-- begin --
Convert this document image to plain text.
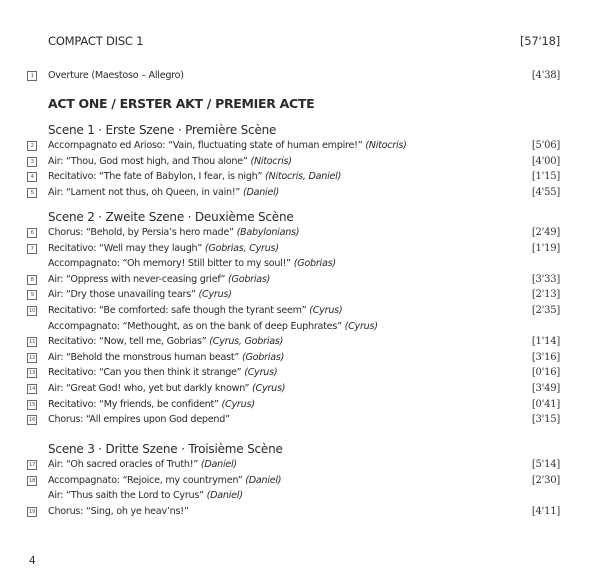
COMPACT DISC 1	[57'18]
1	Overture (Maestoso – Allegro)	[4'38]
ACT ONE / ERSTER AKT / PREMIER ACTE
Scene 1 · Erste Szene · Première Scène
2	Accompagnato ed Arioso: “Vain, fluctuating state of human empire!” (Nitocris)	[5'06]
3	Air: “Thou, God most high, and Thou alone” (Nitocris)	[4'00]
4	Recitativo: “The fate of Babylon, I fear, is nigh” (Nitocris, Daniel)	[1'15]
5	Air: “Lament not thus, oh Queen, in vain!” (Daniel)	[4'55]
Scene 2 · Zweite Szene · Deuxième Scène
6	Chorus: “Behold, by Persia’s hero made” (Babylonians)	[2'49]
7	Recitativo: “Well may they laugh” (Gobrias, Cyrus)	[1'19]
Accompagnato: “Oh memory! Still bitter to my soul!” (Gobrias)
8	Air: “Oppress with never-ceasing grief” (Gobrias)	[3'33]
9	Air: “Dry those unavailing tears” (Cyrus)	[2'13]
10 Recitativo: “Be comforted: safe though the tyrant seem” (Cyrus)	[2'35]
Accompagnato: “Methought, as on the bank of deep Euphrates” (Cyrus)
11 Recitativo: “Now, tell me, Gobrias” (Cyrus, Gobrias)	[1'14]
12 Air: “Behold the monstrous human beast” (Gobrias)	[3'16]
13 Recitativo: “Can you then think it strange” (Cyrus)	[0'16]
14 Air: “Great God! who, yet but darkly known” (Cyrus)	[3'49]
15 Recitativo: “My friends, be confident” (Cyrus)	[0'41]
16 Chorus: “All empires upon God depend”	[3'15]
Scene 3 · Dritte Szene · Troisième Scène
17 Air: “Oh sacred oracles of Truth!” (Daniel)	[5'14]
18 Accompagnato: “Rejoice, my countrymen” (Daniel)	[2'30]
Air: “Thus saith the Lord to Cyrus” (Daniel)
19 Chorus: “Sing, oh ye heav’ns!”	[4'11]
4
-- end --
Look through the entries and return every line where "human" appears.

■ WRITTEN SOLUTION:
2	Accompagnato ed Arioso: “Vain, fluctuating state of human empire!” (Nitocris)	[5'06]
12 Air: “Behold the monstrous human beast” (Gobrias)	[3'16]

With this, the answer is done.